[Stored items]
┌──

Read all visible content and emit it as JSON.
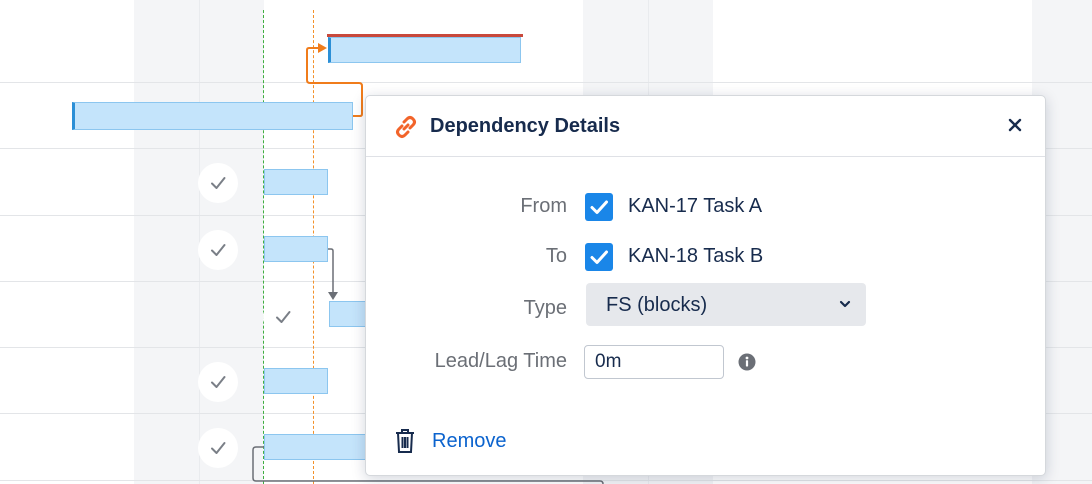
{
  "dialog": {
    "title": "Dependency Details",
    "from_label": "From",
    "from_value": "KAN-17 Task A",
    "to_label": "To",
    "to_value": "KAN-18 Task B",
    "type_label": "Type",
    "type_value": "FS (blocks)",
    "lag_label": "Lead/Lag Time",
    "lag_value": "0m",
    "remove_label": "Remove",
    "icons": {
      "title": "link-icon",
      "close": "close-icon",
      "type_dropdown": "chevron-down-icon",
      "lag_info": "info-icon",
      "remove": "trash-icon"
    }
  },
  "gantt": {
    "task_rows_completed": [
      false,
      false,
      true,
      true,
      true,
      true,
      true
    ],
    "colors": {
      "bar_fill": "#c4e4fb",
      "bar_border": "#8cc6ef",
      "today_line": "#3fae3f",
      "marker_line": "#f3912a",
      "critical": "#c8493c",
      "checkbox": "#1a86e8",
      "link": "#0b63ce"
    }
  }
}
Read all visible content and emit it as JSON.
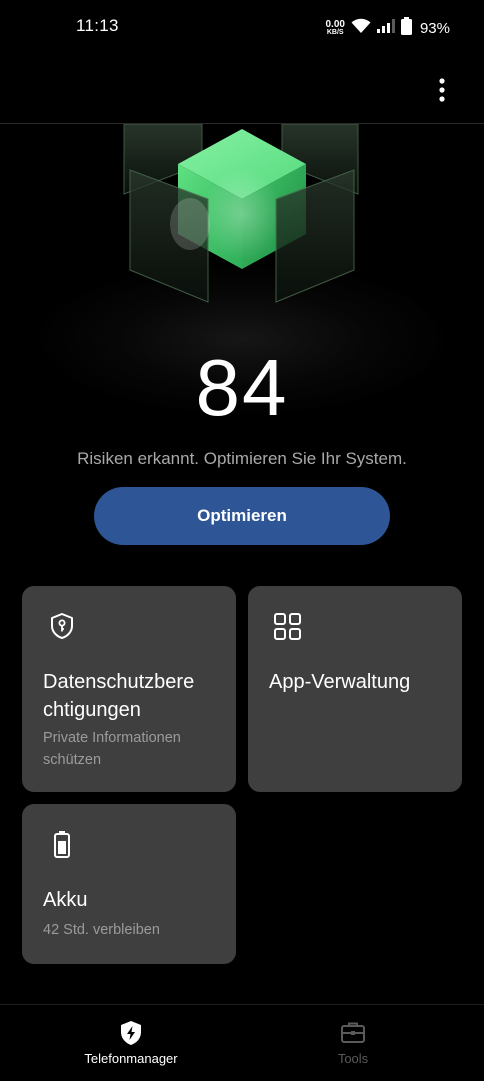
{
  "status_bar": {
    "time": "11:13",
    "net_speed_value": "0.00",
    "net_speed_unit": "KB/S",
    "battery_percent": "93%",
    "icons": [
      "wifi-icon",
      "signal-icon",
      "battery-icon"
    ]
  },
  "app_bar": {
    "more_icon": "more-vert-icon"
  },
  "hero": {
    "score": "84",
    "message": "Risiken erkannt. Optimieren Sie Ihr System.",
    "button_label": "Optimieren",
    "accent_color": "#2e5596",
    "cube_color": "#3fd36f"
  },
  "cards": [
    {
      "icon": "privacy-shield-icon",
      "title": "Datenschutzbere\nchtigungen",
      "title_line1": "Datenschutzbere",
      "title_line2": "chtigungen",
      "desc_line1": "Private Informationen",
      "desc_line2": "schützen"
    },
    {
      "icon": "apps-grid-icon",
      "title": "App-Verwaltung"
    },
    {
      "icon": "battery-icon",
      "title": "Akku",
      "desc": "42 Std. verbleiben"
    }
  ],
  "bottom_nav": {
    "items": [
      {
        "label": "Telefonmanager",
        "icon": "shield-bolt-icon",
        "active": true
      },
      {
        "label": "Tools",
        "icon": "toolbox-icon",
        "active": false
      }
    ]
  },
  "colors": {
    "background": "#000000",
    "card": "#3f3f3f",
    "nav_active": "#ffffff",
    "nav_inactive": "#5a5a5a"
  }
}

└──

TASK INSTRUCTIONS | Give back every line exactly as it stands, pictures excluded.

SOLVED EXERCISE |
Read all visible content and emit it as JSON.
{
  "dialog": {
    "title": "Dependency Details",
    "from_label": "From",
    "from_value": "KAN-17 Task A",
    "to_label": "To",
    "to_value": "KAN-18 Task B",
    "type_label": "Type",
    "type_value": "FS (blocks)",
    "lag_label": "Lead/Lag Time",
    "lag_value": "0m",
    "remove_label": "Remove",
    "icons": {
      "title": "link-icon",
      "close": "close-icon",
      "type_dropdown": "chevron-down-icon",
      "lag_info": "info-icon",
      "remove": "trash-icon"
    }
  },
  "gantt": {
    "task_rows_completed": [
      false,
      false,
      true,
      true,
      true,
      true,
      true
    ],
    "colors": {
      "bar_fill": "#c4e4fb",
      "bar_border": "#8cc6ef",
      "today_line": "#3fae3f",
      "marker_line": "#f3912a",
      "critical": "#c8493c",
      "checkbox": "#1a86e8",
      "link": "#0b63ce"
    }
  }
}
Read all visible content and emit it as JSON.
{
  "status_bar": {
    "time": "11:13",
    "net_speed_value": "0.00",
    "net_speed_unit": "KB/S",
    "battery_percent": "93%",
    "icons": [
      "wifi-icon",
      "signal-icon",
      "battery-icon"
    ]
  },
  "app_bar": {
    "more_icon": "more-vert-icon"
  },
  "hero": {
    "score": "84",
    "message": "Risiken erkannt. Optimieren Sie Ihr System.",
    "button_label": "Optimieren",
    "accent_color": "#2e5596",
    "cube_color": "#3fd36f"
  },
  "cards": [
    {
      "icon": "privacy-shield-icon",
      "title": "Datenschutzbere\nchtigungen",
      "title_line1": "Datenschutzbere",
      "title_line2": "chtigungen",
      "desc_line1": "Private Informationen",
      "desc_line2": "schützen"
    },
    {
      "icon": "apps-grid-icon",
      "title": "App-Verwaltung"
    },
    {
      "icon": "battery-icon",
      "title": "Akku",
      "desc": "42 Std. verbleiben"
    }
  ],
  "bottom_nav": {
    "items": [
      {
        "label": "Telefonmanager",
        "icon": "shield-bolt-icon",
        "active": true
      },
      {
        "label": "Tools",
        "icon": "toolbox-icon",
        "active": false
      }
    ]
  },
  "colors": {
    "background": "#000000",
    "card": "#3f3f3f",
    "nav_active": "#ffffff",
    "nav_inactive": "#5a5a5a"
  }
}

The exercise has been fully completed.